> [Requirements]:
List each line of the data that holds the string "Mozzeria", please.

> [Extracted records]:
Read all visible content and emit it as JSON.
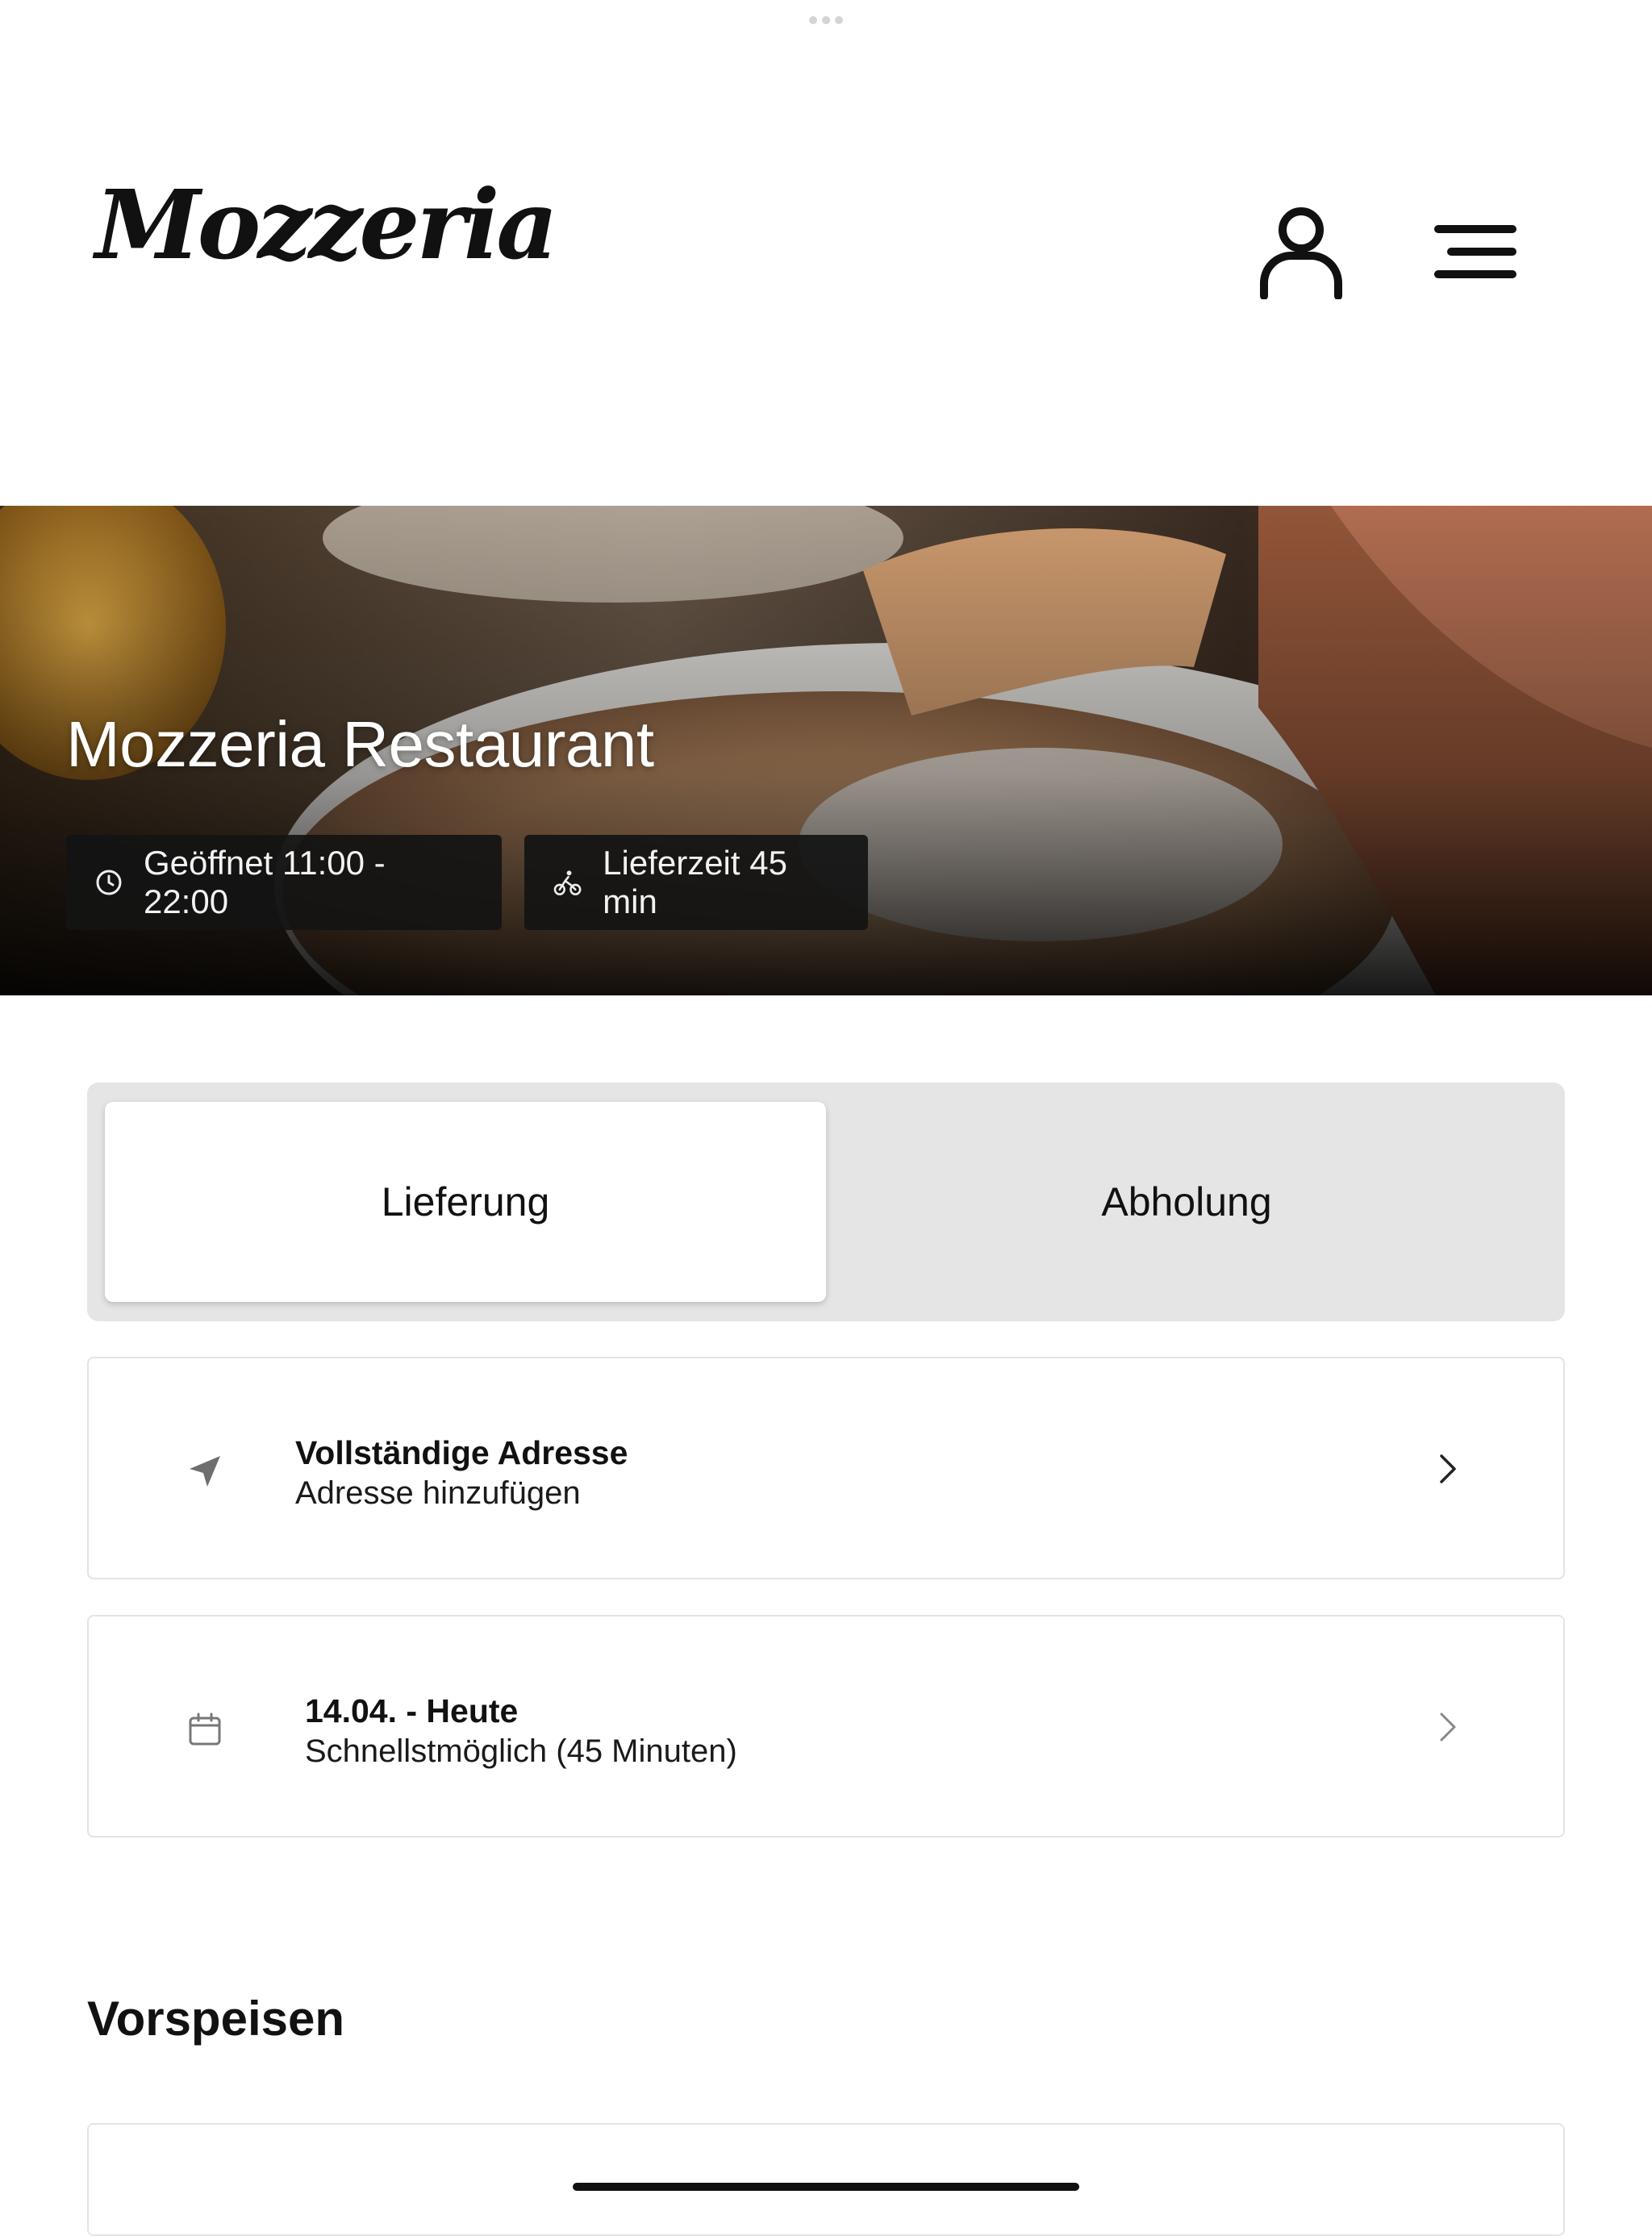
{
  "brand": {
    "logo_text": "Mozzeria"
  },
  "header": {
    "user_icon": "user-icon",
    "menu_icon": "hamburger-menu-icon"
  },
  "hero": {
    "title": "Mozzeria Restaurant",
    "hours_icon": "clock-icon",
    "hours_label": "Geöffnet 11:00 - 22:00",
    "delivery_icon": "cyclist-icon",
    "delivery_label": "Lieferzeit 45 min"
  },
  "order_mode": {
    "options": [
      {
        "label": "Lieferung",
        "selected": true
      },
      {
        "label": "Abholung",
        "selected": false
      }
    ]
  },
  "address_card": {
    "icon": "location-arrow-icon",
    "title": "Vollständige Adresse",
    "subtitle": "Adresse hinzufügen"
  },
  "date_card": {
    "icon": "calendar-icon",
    "title": "14.04. - Heute",
    "subtitle": "Schnellstmöglich (45 Minuten)"
  },
  "menu": {
    "section_title": "Vorspeisen"
  },
  "colors": {
    "segment_bg": "#e5e5e5",
    "pill_bg": "#141414",
    "text": "#111111"
  }
}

> [Reply to the exercise]:
    "logo_text": "Mozzeria"
    "title": "Mozzeria Restaurant",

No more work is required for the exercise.